* **Exercise details**
Find the line containing "Read this page and output its text content." in the listing below; reproduce it and every line after, exactly. Skip pictures.

* **Dataset records**
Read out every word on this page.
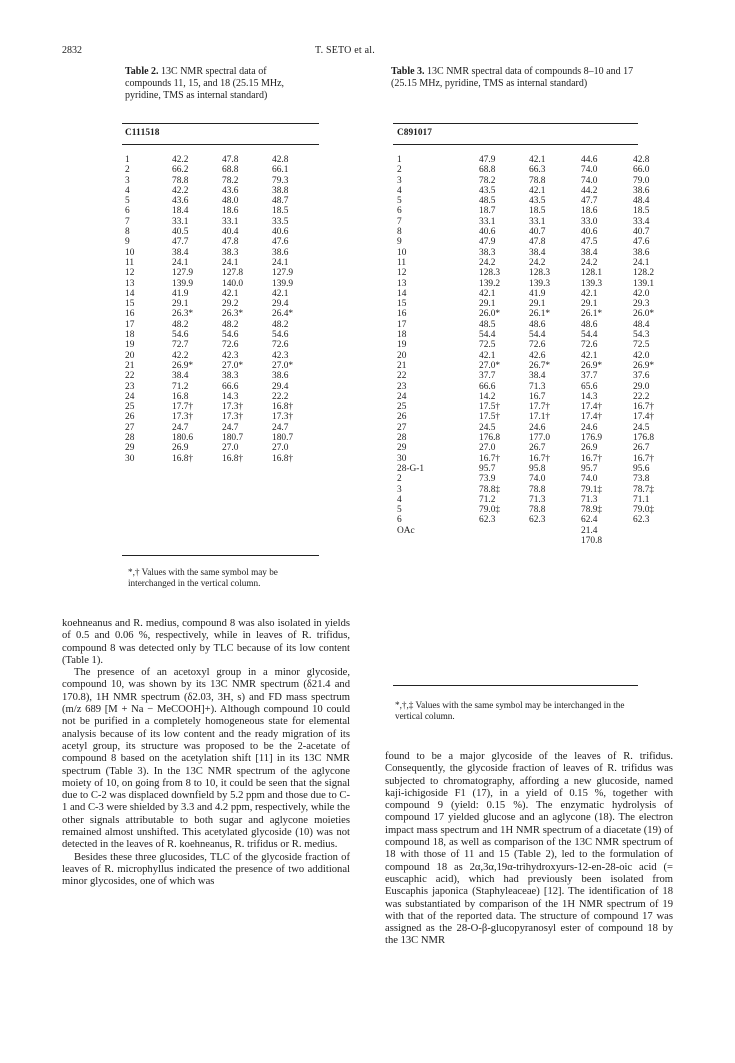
2832	T. SETO et al.
Table 2. 13C NMR spectral data of compounds 11, 15, and 18 (25.15 MHz, pyridine, TMS as internal standard)
Table 3. 13C NMR spectral data of compounds 8–10 and 17 (25.15 MHz, pyridine, TMS as internal standard)
C	11	15	18
1	42.2	47.8	42.8
2	66.2	68.8	66.1
3	78.8	78.2	79.3
4	42.2	43.6	38.8
5	43.6	48.0	48.7
6	18.4	18.6	18.5
7	33.1	33.1	33.5
8	40.5	40.4	40.6
9	47.7	47.8	47.6
10	38.4	38.3	38.6
11	24.1	24.1	24.1
12	127.9	127.8	127.9
13	139.9	140.0	139.9
14	41.9	42.1	42.1
15	29.1	29.2	29.4
16	26.3*	26.3*	26.4*
17	48.2	48.2	48.2
18	54.6	54.6	54.6
19	72.7	72.6	72.6
20	42.2	42.3	42.3
21	26.9*	27.0*	27.0*
22	38.4	38.3	38.6
23	71.2	66.6	29.4
24	16.8	14.3	22.2
25	17.7†	17.3†	16.8†
26	17.3†	17.3†	17.3†
27	24.7	24.7	24.7
28	180.6	180.7	180.7
29	26.9	27.0	27.0
30	16.8†	16.8†	16.8†
C	8	9	10	17
1	47.9	42.1	44.6	42.8
2	68.8	66.3	74.0	66.0
3	78.2	78.8	74.0	79.0
4	43.5	42.1	44.2	38.6
5	48.5	43.5	47.7	48.4
6	18.7	18.5	18.6	18.5
7	33.1	33.1	33.0	33.4
8	40.6	40.7	40.6	40.7
9	47.9	47.8	47.5	47.6
10	38.3	38.4	38.4	38.6
11	24.2	24.2	24.2	24.1
12	128.3	128.3	128.1	128.2
13	139.2	139.3	139.3	139.1
14	42.1	41.9	42.1	42.0
15	29.1	29.1	29.1	29.3
16	26.0*	26.1*	26.1*	26.0*
17	48.5	48.6	48.6	48.4
18	54.4	54.4	54.4	54.3
19	72.5	72.6	72.6	72.5
20	42.1	42.6	42.1	42.0
21	27.0*	26.7*	26.9*	26.9*
22	37.7	38.4	37.7	37.6
23	66.6	71.3	65.6	29.0
24	14.2	16.7	14.3	22.2
25	17.5†	17.7†	17.4†	16.7†
26	17.5†	17.1†	17.4†	17.4†
27	24.5	24.6	24.6	24.5
28	176.8	177.0	176.9	176.8
29	27.0	26.7	26.9	26.7
30	16.7†	16.7†	16.7†	16.7†
28-G-1	95.7	95.8	95.7	95.6
2	73.9	74.0	74.0	73.8
3	78.8‡	78.8	79.1‡	78.7‡
4	71.2	71.3	71.3	71.1
5	79.0‡	78.8	78.9‡	79.0‡
6	62.3	62.3	62.4	62.3
OAc			21.4	
			170.8	
*,† Values with the same symbol may be interchanged in the vertical column.
*,†,‡ Values with the same symbol may be interchanged in the vertical column.

koehneanus and R. medius, compound 8 was also isolated in yields of 0.5 and 0.06 %, respectively, while in leaves of R. trifidus, compound 8 was detected only by TLC because of its low content (Table 1).

The presence of an acetoxyl group in a minor glycoside, compound 10, was shown by its 13C NMR spectrum (δ21.4 and 170.8), 1H NMR spectrum (δ2.03, 3H, s) and FD mass spectrum (m/z 689 [M + Na − MeCOOH]+). Although compound 10 could not be purified in a completely homogeneous state for elemental analysis because of its low content and the ready migration of its acetyl group, its structure was proposed to be the 2-acetate of compound 8 based on the acetylation shift [11] in its 13C NMR spectrum (Table 3). In the 13C NMR spectrum of the aglycone moiety of 10, on going from 8 to 10, it could be seen that the signal due to C-2 was displaced downfield by 5.2 ppm and those due to C-1 and C-3 were shielded by 3.3 and 4.2 ppm, respectively, while the other signals attributable to both sugar and aglycone moieties remained almost unshifted. This acetylated glycoside (10) was not detected in the leaves of R. koehneanus, R. trifidus or R. medius.

Besides these three glucosides, TLC of the glycoside fraction of leaves of R. microphyllus indicated the presence of two additional minor glycosides, one of which was

found to be a major glycoside of the leaves of R. trifidus. Consequently, the glycoside fraction of leaves of R. trifidus was subjected to chromatography, affording a new glucoside, named kaji-ichigoside F1 (17), in a yield of 0.15 %, together with compound 9 (yield: 0.15 %). The enzymatic hydrolysis of compound 17 yielded glucose and an aglycone (18). The electron impact mass spectrum and 1H NMR spectrum of a diacetate (19) of compound 18, as well as comparison of the 13C NMR spectrum of 18 with those of 11 and 15 (Table 2), led to the formulation of compound 18 as 2α,3α,19α-trihydroxyurs-12-en-28-oic acid (= euscaphic acid), which had previously been isolated from Euscaphis japonica (Staphyleaceae) [12]. The identification of 18 was substantiated by comparison of the 1H NMR spectrum of 19 with that of the reported data. The structure of compound 17 was assigned as the 28-O-β-glucopyranosyl ester of compound 18 by the 13C NMR
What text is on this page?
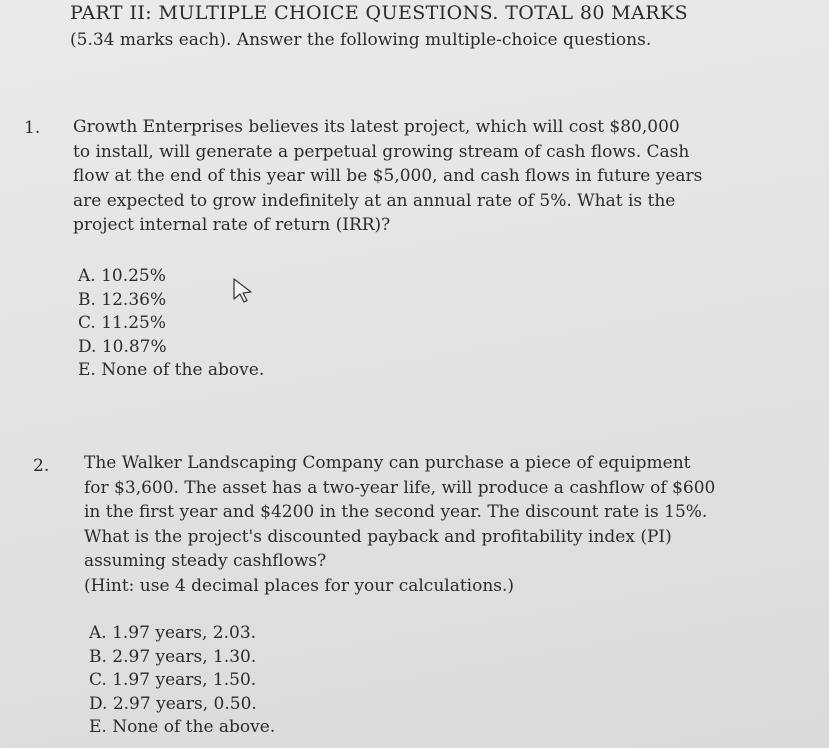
PART II: MULTIPLE CHOICE QUESTIONS. TOTAL 80 MARKS
(5.34 marks each). Answer the following multiple-choice questions.
1. Growth Enterprises believes its latest project, which will cost $80,000
to install, will generate a perpetual growing stream of cash flows. Cash
flow at the end of this year will be $5,000, and cash flows in future years
are expected to grow indefinitely at an annual rate of 5%. What is the
project internal rate of return (IRR)?
A. 10.25%
B. 12.36%
C. 11.25%
D. 10.87%
E. None of the above.
2. The Walker Landscaping Company can purchase a piece of equipment
for $3,600. The asset has a two-year life, will produce a cashflow of $600
in the first year and $4200 in the second year. The discount rate is 15%.
What is the project's discounted payback and profitability index (PI)
assuming steady cashflows?
(Hint: use 4 decimal places for your calculations.)
A. 1.97 years, 2.03.
B. 2.97 years, 1.30.
C. 1.97 years, 1.50.
D. 2.97 years, 0.50.
E. None of the above.
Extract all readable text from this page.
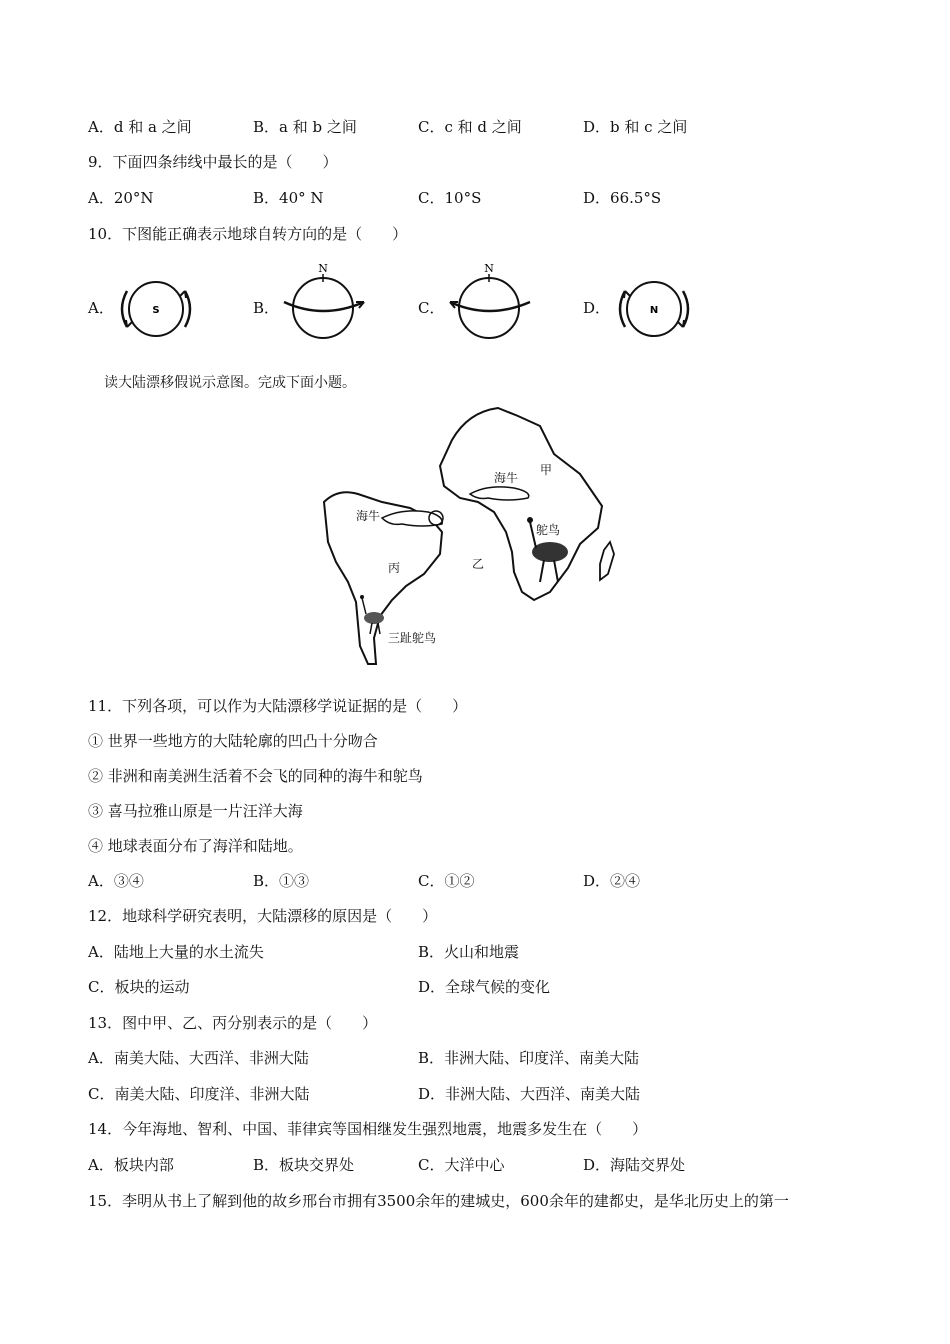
A．d 和 a 之间	B．a 和 b 之间	C．c 和 d 之间	D．b 和 c 之间
9．下面四条纬线中最长的是（　　）
A．20°N	B．40° N	C．10°S	D．66.5°S
10．下图能正确表示地球自转方向的是（　　）
A．	B．	C．	D．
S
N	N
N
读大陆漂移假说示意图。完成下面小题。
海牛
甲
海牛
鸵鸟
丙	乙
三趾鸵鸟
11．下列各项，可以作为大陆漂移学说证据的是（　　）
① 世界一些地方的大陆轮廓的凹凸十分吻合
② 非洲和南美洲生活着不会飞的同种的海牛和鸵鸟
③ 喜马拉雅山原是一片汪洋大海
④ 地球表面分布了海洋和陆地。
A．③④	B．①③	C．①②	D．②④
12．地球科学研究表明，大陆漂移的原因是（　　）
A．陆地上大量的水土流失	B．火山和地震
C．板块的运动	D．全球气候的变化
13．图中甲、乙、丙分别表示的是（　　）
A．南美大陆、大西洋、非洲大陆	B．非洲大陆、印度洋、南美大陆
C．南美大陆、印度洋、非洲大陆	D．非洲大陆、大西洋、南美大陆
14．今年海地、智利、中国、菲律宾等国相继发生强烈地震，地震多发生在（　　）
A．板块内部	B．板块交界处	C．大洋中心	D．海陆交界处
15．李明从书上了解到他的故乡邢台市拥有3500余年的建城史，600余年的建都史，是华北历史上的第一
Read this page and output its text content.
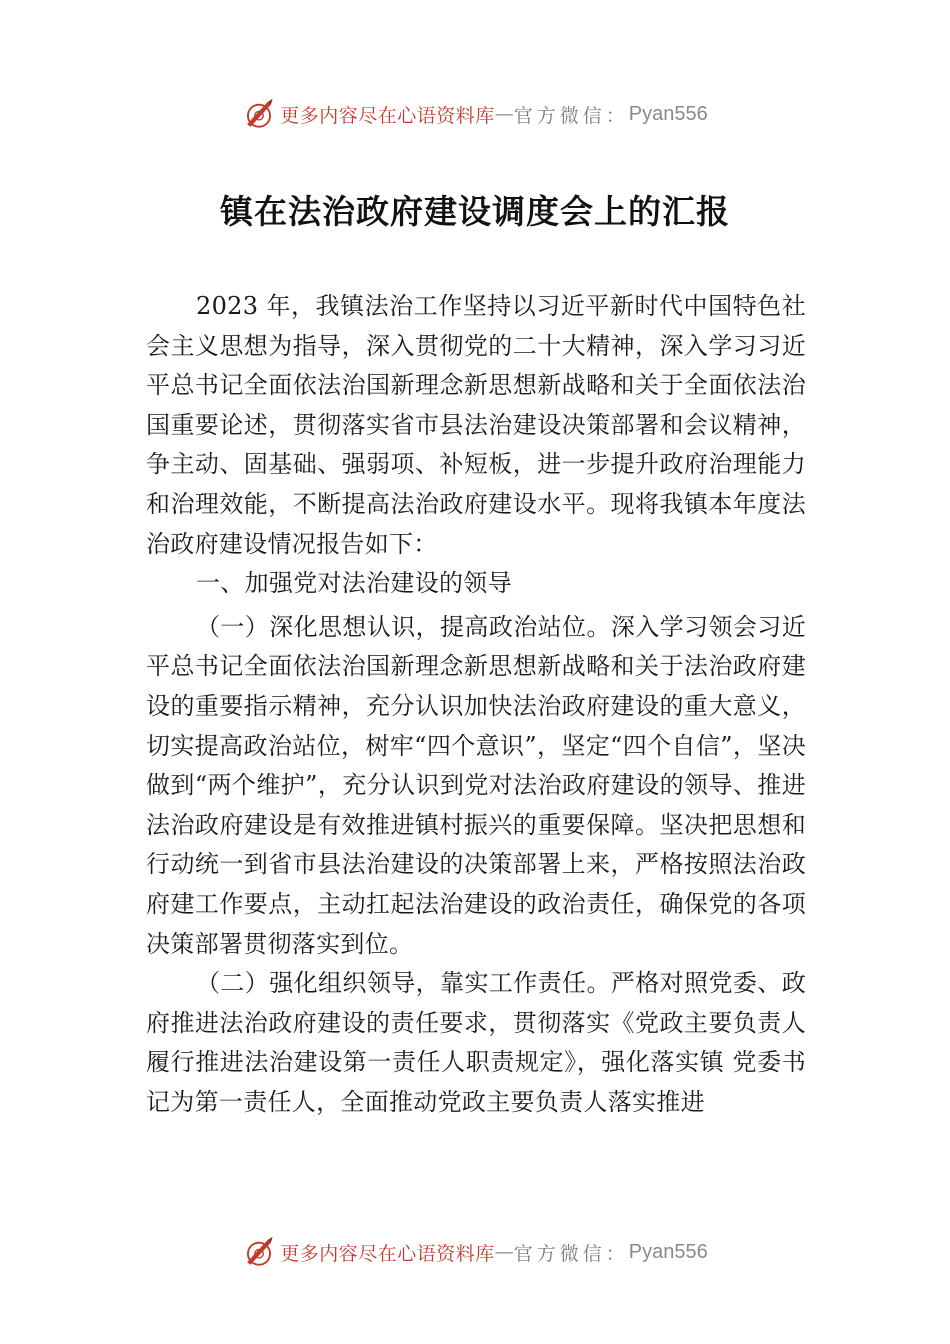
更多内容尽在心语资料库 — 官方微信： Pyan556
镇在法治政府建设调度会上的汇报

2023 年，我镇法治工作坚持以习近平新时代中国特色社会主义思想为指导，深入贯彻党的二十大精神，深入学习习近平总书记全面依法治国新理念新思想新战略和关于全面依法治国重要论述，贯彻落实省市县法治建设决策部署和会议精神，争主动、固基础、强弱项、补短板，进一步提升政府治理能力和治理效能，不断提高法治政府建设水平。现将我镇本年度法治政府建设情况报告如下：

一、加强党对法治建设的领导

（一）深化思想认识，提高政治站位。深入学习领会习近平总书记全面依法治国新理念新思想新战略和关于法治政府建设的重要指示精神，充分认识加快法治政府建设的重大意义，切实提高政治站位，树牢“四个意识”，坚定“四个自信”，坚决做到“两个维护”，充分认识到党对法治政府建设的领导、推进法治政府建设是有效推进镇村振兴的重要保障。坚决把思想和行动统一到省市县法治建设的决策部署上来，严格按照法治政府建工作要点，主动扛起法治建设的政治责任，确保党的各项决策部署贯彻落实到位。

（二）强化组织领导，靠实工作责任。严格对照党委、政府推进法治政府建设的责任要求，贯彻落实《党政主要负责人履行推进法治建设第一责任人职责规定》，强化落实镇 党委书记为第一责任人，全面推动党政主要负责人落实推进

更多内容尽在心语资料库 — 官方微信： Pyan556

* **Result of this task**
Read this page and output its text content.
更多内容尽在心语资料库 — 官方微信： Pyan556
镇在法治政府建设调度会上的汇报

2023 年，我镇法治工作坚持以习近平新时代中国特色社会主义思想为指导，深入贯彻党的二十大精神，深入学习习近平总书记全面依法治国新理念新思想新战略和关于全面依法治国重要论述，贯彻落实省市县法治建设决策部署和会议精神，争主动、固基础、强弱项、补短板，进一步提升政府治理能力和治理效能，不断提高法治政府建设水平。现将我镇本年度法治政府建设情况报告如下：

一、加强党对法治建设的领导

（一）深化思想认识，提高政治站位。深入学习领会习近平总书记全面依法治国新理念新思想新战略和关于法治政府建设的重要指示精神，充分认识加快法治政府建设的重大意义，切实提高政治站位，树牢“四个意识”，坚定“四个自信”，坚决做到“两个维护”，充分认识到党对法治政府建设的领导、推进法治政府建设是有效推进镇村振兴的重要保障。坚决把思想和行动统一到省市县法治建设的决策部署上来，严格按照法治政府建工作要点，主动扛起法治建设的政治责任，确保党的各项决策部署贯彻落实到位。

（二）强化组织领导，靠实工作责任。严格对照党委、政府推进法治政府建设的责任要求，贯彻落实《党政主要负责人履行推进法治建设第一责任人职责规定》，强化落实镇 党委书记为第一责任人，全面推动党政主要负责人落实推进

更多内容尽在心语资料库 — 官方微信： Pyan556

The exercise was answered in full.